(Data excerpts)

^^^^

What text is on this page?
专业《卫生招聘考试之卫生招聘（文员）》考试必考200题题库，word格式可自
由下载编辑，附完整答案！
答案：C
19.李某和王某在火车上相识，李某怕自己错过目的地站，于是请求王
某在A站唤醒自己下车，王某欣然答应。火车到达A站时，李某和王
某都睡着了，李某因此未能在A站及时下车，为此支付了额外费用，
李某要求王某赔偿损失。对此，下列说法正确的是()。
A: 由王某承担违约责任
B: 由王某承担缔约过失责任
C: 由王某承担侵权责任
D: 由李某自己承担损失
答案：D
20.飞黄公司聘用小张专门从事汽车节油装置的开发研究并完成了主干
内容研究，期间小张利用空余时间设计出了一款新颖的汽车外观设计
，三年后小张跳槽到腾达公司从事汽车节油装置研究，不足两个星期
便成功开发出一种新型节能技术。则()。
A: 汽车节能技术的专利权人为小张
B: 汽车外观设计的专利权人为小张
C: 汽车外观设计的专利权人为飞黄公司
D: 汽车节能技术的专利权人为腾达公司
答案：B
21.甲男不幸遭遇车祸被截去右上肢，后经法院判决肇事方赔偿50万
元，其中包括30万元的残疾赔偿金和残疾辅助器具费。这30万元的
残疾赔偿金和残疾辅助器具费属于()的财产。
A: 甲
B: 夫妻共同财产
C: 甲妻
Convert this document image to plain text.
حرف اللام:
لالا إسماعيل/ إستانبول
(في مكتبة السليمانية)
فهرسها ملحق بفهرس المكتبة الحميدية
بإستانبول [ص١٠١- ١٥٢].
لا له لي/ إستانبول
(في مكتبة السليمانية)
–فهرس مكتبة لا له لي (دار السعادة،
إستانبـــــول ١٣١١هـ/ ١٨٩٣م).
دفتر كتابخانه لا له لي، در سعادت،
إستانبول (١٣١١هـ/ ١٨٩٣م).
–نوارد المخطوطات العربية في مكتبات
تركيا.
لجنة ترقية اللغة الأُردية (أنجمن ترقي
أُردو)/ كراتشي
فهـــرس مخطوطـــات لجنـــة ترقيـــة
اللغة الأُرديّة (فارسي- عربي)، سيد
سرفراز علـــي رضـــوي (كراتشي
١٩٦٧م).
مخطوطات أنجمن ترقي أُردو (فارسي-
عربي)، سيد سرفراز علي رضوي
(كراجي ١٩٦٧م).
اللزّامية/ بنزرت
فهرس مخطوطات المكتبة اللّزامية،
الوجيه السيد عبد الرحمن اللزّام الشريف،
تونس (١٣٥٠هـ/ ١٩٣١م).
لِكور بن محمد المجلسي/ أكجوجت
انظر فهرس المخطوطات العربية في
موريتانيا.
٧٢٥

^^^^

→ **Problem to work on**: All of the material must be reproduced exactly.

→ **Worked solution**:
What text is on this page?
专业《卫生招聘考试之卫生招聘（文员）》考试必考200题题库，word格式可自
由下载编辑，附完整答案！
答案：C
19.李某和王某在火车上相识，李某怕自己错过目的地站，于是请求王
某在A站唤醒自己下车，王某欣然答应。火车到达A站时，李某和王
某都睡着了，李某因此未能在A站及时下车，为此支付了额外费用，
李某要求王某赔偿损失。对此，下列说法正确的是()。
A: 由王某承担违约责任
B: 由王某承担缔约过失责任
C: 由王某承担侵权责任
D: 由李某自己承担损失
答案：D
20.飞黄公司聘用小张专门从事汽车节油装置的开发研究并完成了主干
内容研究，期间小张利用空余时间设计出了一款新颖的汽车外观设计
，三年后小张跳槽到腾达公司从事汽车节油装置研究，不足两个星期
便成功开发出一种新型节能技术。则()。
A: 汽车节能技术的专利权人为小张
B: 汽车外观设计的专利权人为小张
C: 汽车外观设计的专利权人为飞黄公司
D: 汽车节能技术的专利权人为腾达公司
答案：B
21.甲男不幸遭遇车祸被截去右上肢，后经法院判决肇事方赔偿50万
元，其中包括30万元的残疾赔偿金和残疾辅助器具费。这30万元的
残疾赔偿金和残疾辅助器具费属于()的财产。
A: 甲
B: 夫妻共同财产
C: 甲妻
Convert this document image to plain text.
حرف اللام:
لالا إسماعيل/ إستانبول
(في مكتبة السليمانية)
فهرسها ملحق بفهرس المكتبة الحميدية
بإستانبول [ص١٠١- ١٥٢].
لا له لي/ إستانبول
(في مكتبة السليمانية)
–فهرس مكتبة لا له لي (دار السعادة،
إستانبـــــول ١٣١١هـ/ ١٨٩٣م).
دفتر كتابخانه لا له لي، در سعادت،
إستانبول (١٣١١هـ/ ١٨٩٣م).
–نوارد المخطوطات العربية في مكتبات
تركيا.
لجنة ترقية اللغة الأُردية (أنجمن ترقي
أُردو)/ كراتشي
فهـــرس مخطوطـــات لجنـــة ترقيـــة
اللغة الأُرديّة (فارسي- عربي)، سيد
سرفراز علـــي رضـــوي (كراتشي
١٩٦٧م).
مخطوطات أنجمن ترقي أُردو (فارسي-
عربي)، سيد سرفراز علي رضوي
(كراجي ١٩٦٧م).
اللزّامية/ بنزرت
فهرس مخطوطات المكتبة اللّزامية،
الوجيه السيد عبد الرحمن اللزّام الشريف،
تونس (١٣٥٠هـ/ ١٩٣١م).
لِكور بن محمد المجلسي/ أكجوجت
انظر فهرس المخطوطات العربية في
موريتانيا.
٧٢٥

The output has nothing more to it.